§ Directions for this task:
Take the data that follows and retype it word for word.
= = = =
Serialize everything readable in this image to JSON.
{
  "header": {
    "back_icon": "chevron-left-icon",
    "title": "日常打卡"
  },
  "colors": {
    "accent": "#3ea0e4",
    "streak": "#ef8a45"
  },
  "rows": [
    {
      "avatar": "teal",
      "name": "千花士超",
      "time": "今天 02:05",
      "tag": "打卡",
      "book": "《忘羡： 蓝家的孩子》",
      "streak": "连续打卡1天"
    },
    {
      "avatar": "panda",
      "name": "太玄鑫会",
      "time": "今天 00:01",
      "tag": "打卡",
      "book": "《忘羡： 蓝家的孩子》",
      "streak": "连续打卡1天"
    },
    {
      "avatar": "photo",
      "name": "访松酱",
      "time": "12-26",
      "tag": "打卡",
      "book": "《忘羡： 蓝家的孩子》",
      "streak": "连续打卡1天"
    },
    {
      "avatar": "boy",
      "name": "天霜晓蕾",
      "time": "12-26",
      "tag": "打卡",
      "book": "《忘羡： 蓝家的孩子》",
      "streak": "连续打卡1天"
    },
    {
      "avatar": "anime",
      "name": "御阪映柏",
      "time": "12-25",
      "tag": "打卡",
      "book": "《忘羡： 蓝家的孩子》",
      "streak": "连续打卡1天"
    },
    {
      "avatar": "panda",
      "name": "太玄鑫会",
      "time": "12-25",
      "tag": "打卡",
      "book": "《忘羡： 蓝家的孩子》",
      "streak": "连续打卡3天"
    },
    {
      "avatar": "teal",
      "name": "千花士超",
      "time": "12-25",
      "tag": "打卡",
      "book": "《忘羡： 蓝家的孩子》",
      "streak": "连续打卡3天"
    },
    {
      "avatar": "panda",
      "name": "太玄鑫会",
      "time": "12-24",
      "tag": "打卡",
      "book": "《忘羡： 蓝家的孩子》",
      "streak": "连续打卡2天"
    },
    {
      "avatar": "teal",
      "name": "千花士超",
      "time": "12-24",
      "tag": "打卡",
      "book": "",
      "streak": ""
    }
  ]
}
= = = =
§ Task output:
Serialize everything readable in this image to JSON.
{
  "header": {
    "back_icon": "chevron-left-icon",
    "title": "日常打卡"
  },
  "colors": {
    "accent": "#3ea0e4",
    "streak": "#ef8a45"
  },
  "rows": [
    {
      "avatar": "teal",
      "name": "千花士超",
      "time": "今天 02:05",
      "tag": "打卡",
      "book": "《忘羡： 蓝家的孩子》",
      "streak": "连续打卡1天"
    },
    {
      "avatar": "panda",
      "name": "太玄鑫会",
      "time": "今天 00:01",
      "tag": "打卡",
      "book": "《忘羡： 蓝家的孩子》",
      "streak": "连续打卡1天"
    },
    {
      "avatar": "photo",
      "name": "访松酱",
      "time": "12-26",
      "tag": "打卡",
      "book": "《忘羡： 蓝家的孩子》",
      "streak": "连续打卡1天"
    },
    {
      "avatar": "boy",
      "name": "天霜晓蕾",
      "time": "12-26",
      "tag": "打卡",
      "book": "《忘羡： 蓝家的孩子》",
      "streak": "连续打卡1天"
    },
    {
      "avatar": "anime",
      "name": "御阪映柏",
      "time": "12-25",
      "tag": "打卡",
      "book": "《忘羡： 蓝家的孩子》",
      "streak": "连续打卡1天"
    },
    {
      "avatar": "panda",
      "name": "太玄鑫会",
      "time": "12-25",
      "tag": "打卡",
      "book": "《忘羡： 蓝家的孩子》",
      "streak": "连续打卡3天"
    },
    {
      "avatar": "teal",
      "name": "千花士超",
      "time": "12-25",
      "tag": "打卡",
      "book": "《忘羡： 蓝家的孩子》",
      "streak": "连续打卡3天"
    },
    {
      "avatar": "panda",
      "name": "太玄鑫会",
      "time": "12-24",
      "tag": "打卡",
      "book": "《忘羡： 蓝家的孩子》",
      "streak": "连续打卡2天"
    },
    {
      "avatar": "teal",
      "name": "千花士超",
      "time": "12-24",
      "tag": "打卡",
      "book": "",
      "streak": ""
    }
  ]
}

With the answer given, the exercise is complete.